## BEGIN RECORDED DATA

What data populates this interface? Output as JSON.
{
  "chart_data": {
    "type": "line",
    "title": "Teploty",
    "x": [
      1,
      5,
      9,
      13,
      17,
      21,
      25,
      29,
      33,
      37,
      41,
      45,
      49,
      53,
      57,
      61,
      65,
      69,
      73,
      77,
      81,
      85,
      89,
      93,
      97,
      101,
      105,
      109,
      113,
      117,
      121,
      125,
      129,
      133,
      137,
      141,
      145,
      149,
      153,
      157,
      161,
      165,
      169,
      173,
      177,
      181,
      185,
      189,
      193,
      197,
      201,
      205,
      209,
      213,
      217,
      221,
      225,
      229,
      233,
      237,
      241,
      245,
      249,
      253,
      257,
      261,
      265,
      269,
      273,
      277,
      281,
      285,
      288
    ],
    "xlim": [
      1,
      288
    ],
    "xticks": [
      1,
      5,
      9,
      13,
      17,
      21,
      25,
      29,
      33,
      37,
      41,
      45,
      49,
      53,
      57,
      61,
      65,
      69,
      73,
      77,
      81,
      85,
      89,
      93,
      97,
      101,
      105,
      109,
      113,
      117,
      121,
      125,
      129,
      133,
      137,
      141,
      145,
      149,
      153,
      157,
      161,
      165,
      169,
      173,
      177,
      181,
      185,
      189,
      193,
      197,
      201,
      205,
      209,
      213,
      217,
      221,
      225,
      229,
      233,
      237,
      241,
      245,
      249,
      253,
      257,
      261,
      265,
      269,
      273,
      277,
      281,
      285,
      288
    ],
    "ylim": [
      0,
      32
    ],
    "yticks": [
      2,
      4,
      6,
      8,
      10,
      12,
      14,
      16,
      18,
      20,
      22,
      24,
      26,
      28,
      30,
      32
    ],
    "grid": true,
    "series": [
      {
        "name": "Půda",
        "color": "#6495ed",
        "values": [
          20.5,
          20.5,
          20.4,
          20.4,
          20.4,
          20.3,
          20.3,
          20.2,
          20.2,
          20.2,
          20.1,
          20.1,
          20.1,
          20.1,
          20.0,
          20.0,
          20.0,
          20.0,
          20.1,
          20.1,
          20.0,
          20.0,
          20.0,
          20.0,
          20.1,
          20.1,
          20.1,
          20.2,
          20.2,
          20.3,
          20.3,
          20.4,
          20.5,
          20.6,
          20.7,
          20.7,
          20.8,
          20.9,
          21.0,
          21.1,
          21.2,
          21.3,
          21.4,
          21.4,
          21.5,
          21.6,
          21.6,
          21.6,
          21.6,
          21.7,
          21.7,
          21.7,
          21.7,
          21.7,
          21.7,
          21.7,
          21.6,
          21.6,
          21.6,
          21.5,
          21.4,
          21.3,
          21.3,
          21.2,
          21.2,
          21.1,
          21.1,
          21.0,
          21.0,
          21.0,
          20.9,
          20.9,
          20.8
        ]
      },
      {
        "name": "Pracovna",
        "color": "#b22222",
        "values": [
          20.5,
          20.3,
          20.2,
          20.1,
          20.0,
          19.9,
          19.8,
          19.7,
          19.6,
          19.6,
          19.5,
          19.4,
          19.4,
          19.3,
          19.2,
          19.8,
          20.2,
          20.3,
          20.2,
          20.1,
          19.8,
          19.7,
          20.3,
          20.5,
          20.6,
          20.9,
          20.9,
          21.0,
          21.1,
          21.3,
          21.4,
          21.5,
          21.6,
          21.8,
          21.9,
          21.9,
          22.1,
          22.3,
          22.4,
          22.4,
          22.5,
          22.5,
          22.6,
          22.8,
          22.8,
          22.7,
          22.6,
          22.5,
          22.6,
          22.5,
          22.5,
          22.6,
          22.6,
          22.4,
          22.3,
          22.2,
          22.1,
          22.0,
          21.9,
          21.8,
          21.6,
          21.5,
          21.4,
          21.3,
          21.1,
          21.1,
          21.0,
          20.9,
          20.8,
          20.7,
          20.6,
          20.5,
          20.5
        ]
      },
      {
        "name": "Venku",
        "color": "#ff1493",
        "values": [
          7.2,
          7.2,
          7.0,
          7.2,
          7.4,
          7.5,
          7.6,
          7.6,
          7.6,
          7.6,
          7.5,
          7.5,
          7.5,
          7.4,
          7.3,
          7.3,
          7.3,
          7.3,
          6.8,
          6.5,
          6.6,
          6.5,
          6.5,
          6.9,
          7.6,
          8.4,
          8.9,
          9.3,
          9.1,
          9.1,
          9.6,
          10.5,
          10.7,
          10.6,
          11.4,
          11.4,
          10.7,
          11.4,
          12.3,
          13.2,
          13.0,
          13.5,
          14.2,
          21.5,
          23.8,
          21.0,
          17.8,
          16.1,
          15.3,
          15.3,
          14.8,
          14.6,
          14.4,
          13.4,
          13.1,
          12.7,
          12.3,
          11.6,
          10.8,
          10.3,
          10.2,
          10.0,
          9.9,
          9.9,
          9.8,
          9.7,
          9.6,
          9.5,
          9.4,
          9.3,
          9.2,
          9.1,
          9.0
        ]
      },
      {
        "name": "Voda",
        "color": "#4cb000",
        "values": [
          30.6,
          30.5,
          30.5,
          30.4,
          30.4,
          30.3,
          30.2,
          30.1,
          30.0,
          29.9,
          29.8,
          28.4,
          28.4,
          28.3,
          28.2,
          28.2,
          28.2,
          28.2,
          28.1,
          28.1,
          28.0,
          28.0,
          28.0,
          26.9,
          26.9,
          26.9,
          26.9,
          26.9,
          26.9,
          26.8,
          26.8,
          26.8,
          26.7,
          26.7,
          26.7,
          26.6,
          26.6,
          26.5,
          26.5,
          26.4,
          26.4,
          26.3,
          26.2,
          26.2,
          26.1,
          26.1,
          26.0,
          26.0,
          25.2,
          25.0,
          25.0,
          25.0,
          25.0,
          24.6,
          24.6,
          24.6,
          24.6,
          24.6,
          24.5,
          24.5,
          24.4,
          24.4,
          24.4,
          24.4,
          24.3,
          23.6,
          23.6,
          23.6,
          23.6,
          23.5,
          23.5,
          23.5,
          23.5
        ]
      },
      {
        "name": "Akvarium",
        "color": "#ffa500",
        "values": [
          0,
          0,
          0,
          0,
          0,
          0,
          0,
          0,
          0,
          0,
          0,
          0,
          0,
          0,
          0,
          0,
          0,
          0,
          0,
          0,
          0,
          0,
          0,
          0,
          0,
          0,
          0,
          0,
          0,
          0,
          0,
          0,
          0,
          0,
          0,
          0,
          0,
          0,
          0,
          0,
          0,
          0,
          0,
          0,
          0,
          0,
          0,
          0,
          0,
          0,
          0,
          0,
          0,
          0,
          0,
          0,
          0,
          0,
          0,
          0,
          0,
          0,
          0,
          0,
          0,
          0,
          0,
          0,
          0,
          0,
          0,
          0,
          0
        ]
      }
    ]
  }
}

## END RECORDED DATA

» **OBJECTIVE**:
Write out the records shown above, exactly as they appear.

» **ANSWER IN FULL**:
What data populates this interface? Output as JSON.
{
  "chart_data": {
    "type": "line",
    "title": "Teploty",
    "x": [
      1,
      5,
      9,
      13,
      17,
      21,
      25,
      29,
      33,
      37,
      41,
      45,
      49,
      53,
      57,
      61,
      65,
      69,
      73,
      77,
      81,
      85,
      89,
      93,
      97,
      101,
      105,
      109,
      113,
      117,
      121,
      125,
      129,
      133,
      137,
      141,
      145,
      149,
      153,
      157,
      161,
      165,
      169,
      173,
      177,
      181,
      185,
      189,
      193,
      197,
      201,
      205,
      209,
      213,
      217,
      221,
      225,
      229,
      233,
      237,
      241,
      245,
      249,
      253,
      257,
      261,
      265,
      269,
      273,
      277,
      281,
      285,
      288
    ],
    "xlim": [
      1,
      288
    ],
    "xticks": [
      1,
      5,
      9,
      13,
      17,
      21,
      25,
      29,
      33,
      37,
      41,
      45,
      49,
      53,
      57,
      61,
      65,
      69,
      73,
      77,
      81,
      85,
      89,
      93,
      97,
      101,
      105,
      109,
      113,
      117,
      121,
      125,
      129,
      133,
      137,
      141,
      145,
      149,
      153,
      157,
      161,
      165,
      169,
      173,
      177,
      181,
      185,
      189,
      193,
      197,
      201,
      205,
      209,
      213,
      217,
      221,
      225,
      229,
      233,
      237,
      241,
      245,
      249,
      253,
      257,
      261,
      265,
      269,
      273,
      277,
      281,
      285,
      288
    ],
    "ylim": [
      0,
      32
    ],
    "yticks": [
      2,
      4,
      6,
      8,
      10,
      12,
      14,
      16,
      18,
      20,
      22,
      24,
      26,
      28,
      30,
      32
    ],
    "grid": true,
    "series": [
      {
        "name": "Půda",
        "color": "#6495ed",
        "values": [
          20.5,
          20.5,
          20.4,
          20.4,
          20.4,
          20.3,
          20.3,
          20.2,
          20.2,
          20.2,
          20.1,
          20.1,
          20.1,
          20.1,
          20.0,
          20.0,
          20.0,
          20.0,
          20.1,
          20.1,
          20.0,
          20.0,
          20.0,
          20.0,
          20.1,
          20.1,
          20.1,
          20.2,
          20.2,
          20.3,
          20.3,
          20.4,
          20.5,
          20.6,
          20.7,
          20.7,
          20.8,
          20.9,
          21.0,
          21.1,
          21.2,
          21.3,
          21.4,
          21.4,
          21.5,
          21.6,
          21.6,
          21.6,
          21.6,
          21.7,
          21.7,
          21.7,
          21.7,
          21.7,
          21.7,
          21.7,
          21.6,
          21.6,
          21.6,
          21.5,
          21.4,
          21.3,
          21.3,
          21.2,
          21.2,
          21.1,
          21.1,
          21.0,
          21.0,
          21.0,
          20.9,
          20.9,
          20.8
        ]
      },
      {
        "name": "Pracovna",
        "color": "#b22222",
        "values": [
          20.5,
          20.3,
          20.2,
          20.1,
          20.0,
          19.9,
          19.8,
          19.7,
          19.6,
          19.6,
          19.5,
          19.4,
          19.4,
          19.3,
          19.2,
          19.8,
          20.2,
          20.3,
          20.2,
          20.1,
          19.8,
          19.7,
          20.3,
          20.5,
          20.6,
          20.9,
          20.9,
          21.0,
          21.1,
          21.3,
          21.4,
          21.5,
          21.6,
          21.8,
          21.9,
          21.9,
          22.1,
          22.3,
          22.4,
          22.4,
          22.5,
          22.5,
          22.6,
          22.8,
          22.8,
          22.7,
          22.6,
          22.5,
          22.6,
          22.5,
          22.5,
          22.6,
          22.6,
          22.4,
          22.3,
          22.2,
          22.1,
          22.0,
          21.9,
          21.8,
          21.6,
          21.5,
          21.4,
          21.3,
          21.1,
          21.1,
          21.0,
          20.9,
          20.8,
          20.7,
          20.6,
          20.5,
          20.5
        ]
      },
      {
        "name": "Venku",
        "color": "#ff1493",
        "values": [
          7.2,
          7.2,
          7.0,
          7.2,
          7.4,
          7.5,
          7.6,
          7.6,
          7.6,
          7.6,
          7.5,
          7.5,
          7.5,
          7.4,
          7.3,
          7.3,
          7.3,
          7.3,
          6.8,
          6.5,
          6.6,
          6.5,
          6.5,
          6.9,
          7.6,
          8.4,
          8.9,
          9.3,
          9.1,
          9.1,
          9.6,
          10.5,
          10.7,
          10.6,
          11.4,
          11.4,
          10.7,
          11.4,
          12.3,
          13.2,
          13.0,
          13.5,
          14.2,
          21.5,
          23.8,
          21.0,
          17.8,
          16.1,
          15.3,
          15.3,
          14.8,
          14.6,
          14.4,
          13.4,
          13.1,
          12.7,
          12.3,
          11.6,
          10.8,
          10.3,
          10.2,
          10.0,
          9.9,
          9.9,
          9.8,
          9.7,
          9.6,
          9.5,
          9.4,
          9.3,
          9.2,
          9.1,
          9.0
        ]
      },
      {
        "name": "Voda",
        "color": "#4cb000",
        "values": [
          30.6,
          30.5,
          30.5,
          30.4,
          30.4,
          30.3,
          30.2,
          30.1,
          30.0,
          29.9,
          29.8,
          28.4,
          28.4,
          28.3,
          28.2,
          28.2,
          28.2,
          28.2,
          28.1,
          28.1,
          28.0,
          28.0,
          28.0,
          26.9,
          26.9,
          26.9,
          26.9,
          26.9,
          26.9,
          26.8,
          26.8,
          26.8,
          26.7,
          26.7,
          26.7,
          26.6,
          26.6,
          26.5,
          26.5,
          26.4,
          26.4,
          26.3,
          26.2,
          26.2,
          26.1,
          26.1,
          26.0,
          26.0,
          25.2,
          25.0,
          25.0,
          25.0,
          25.0,
          24.6,
          24.6,
          24.6,
          24.6,
          24.6,
          24.5,
          24.5,
          24.4,
          24.4,
          24.4,
          24.4,
          24.3,
          23.6,
          23.6,
          23.6,
          23.6,
          23.5,
          23.5,
          23.5,
          23.5
        ]
      },
      {
        "name": "Akvarium",
        "color": "#ffa500",
        "values": [
          0,
          0,
          0,
          0,
          0,
          0,
          0,
          0,
          0,
          0,
          0,
          0,
          0,
          0,
          0,
          0,
          0,
          0,
          0,
          0,
          0,
          0,
          0,
          0,
          0,
          0,
          0,
          0,
          0,
          0,
          0,
          0,
          0,
          0,
          0,
          0,
          0,
          0,
          0,
          0,
          0,
          0,
          0,
          0,
          0,
          0,
          0,
          0,
          0,
          0,
          0,
          0,
          0,
          0,
          0,
          0,
          0,
          0,
          0,
          0,
          0,
          0,
          0,
          0,
          0,
          0,
          0,
          0,
          0,
          0,
          0,
          0,
          0
        ]
      }
    ]
  }
}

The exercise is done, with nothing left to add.